_AIM OF THE TASK_
Write out the entire listing below exactly as it appears, minus any pictures.

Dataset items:
================================

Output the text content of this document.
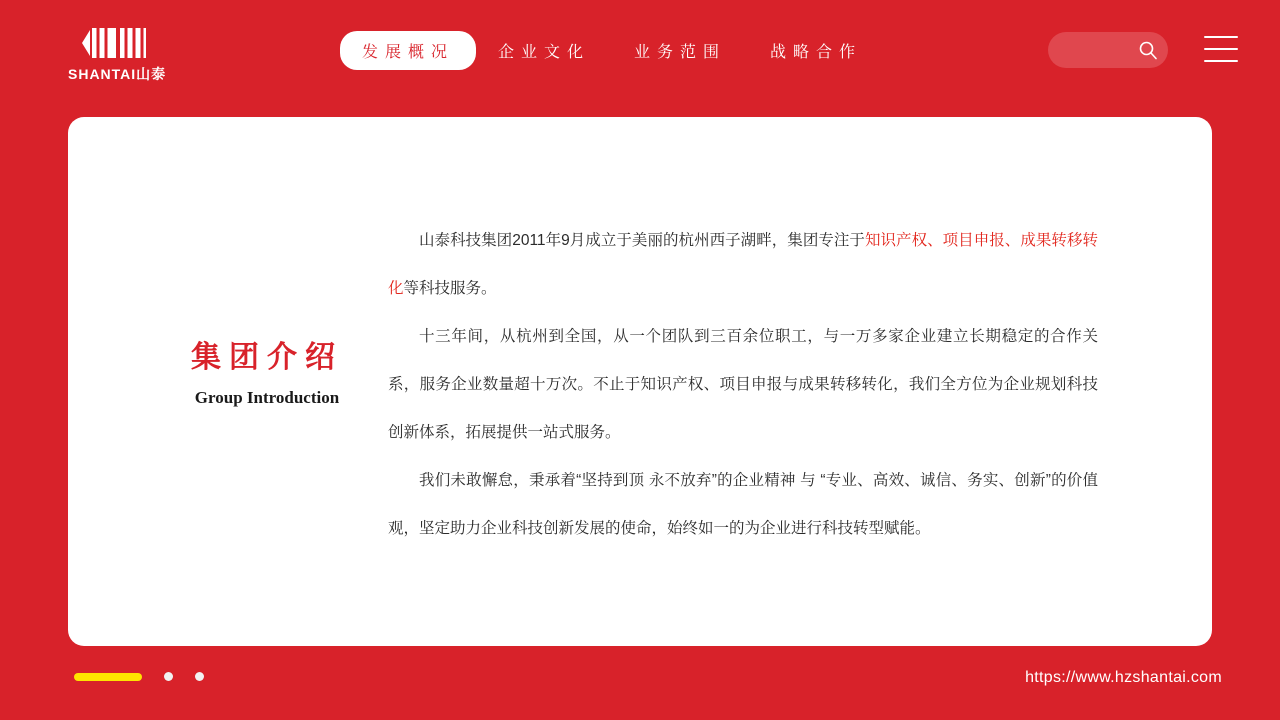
SHANTAI山泰
发展概况	企业文化	业务范围	战略合作
集团介绍
Group Introduction

山泰科技集团2011年9月成立于美丽的杭州西子湖畔，集团专注于知识产权、项目申报、成果转移转化等科技服务。

十三年间，从杭州到全国，从一个团队到三百余位职工，与一万多家企业建立长期稳定的合作关系，服务企业数量超十万次。不止于知识产权、项目申报与成果转移转化，我们全方位为企业规划科技创新体系，拓展提供一站式服务。

我们未敢懈怠，秉承着“坚持到顶 永不放弃”的企业精神 与 “专业、高效、诚信、务实、创新”的价值观，坚定助力企业科技创新发展的使命，始终如一的为企业进行科技转型赋能。

https://www.hzshantai.com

================================

_ANSWER TO THE EXERCISE_
Output the text content of this document.
SHANTAI山泰
发展概况	企业文化	业务范围	战略合作
集团介绍
Group Introduction

山泰科技集团2011年9月成立于美丽的杭州西子湖畔，集团专注于知识产权、项目申报、成果转移转化等科技服务。

十三年间，从杭州到全国，从一个团队到三百余位职工，与一万多家企业建立长期稳定的合作关系，服务企业数量超十万次。不止于知识产权、项目申报与成果转移转化，我们全方位为企业规划科技创新体系，拓展提供一站式服务。

我们未敢懈怠，秉承着“坚持到顶 永不放弃”的企业精神 与 “专业、高效、诚信、务实、创新”的价值观，坚定助力企业科技创新发展的使命，始终如一的为企业进行科技转型赋能。

https://www.hzshantai.com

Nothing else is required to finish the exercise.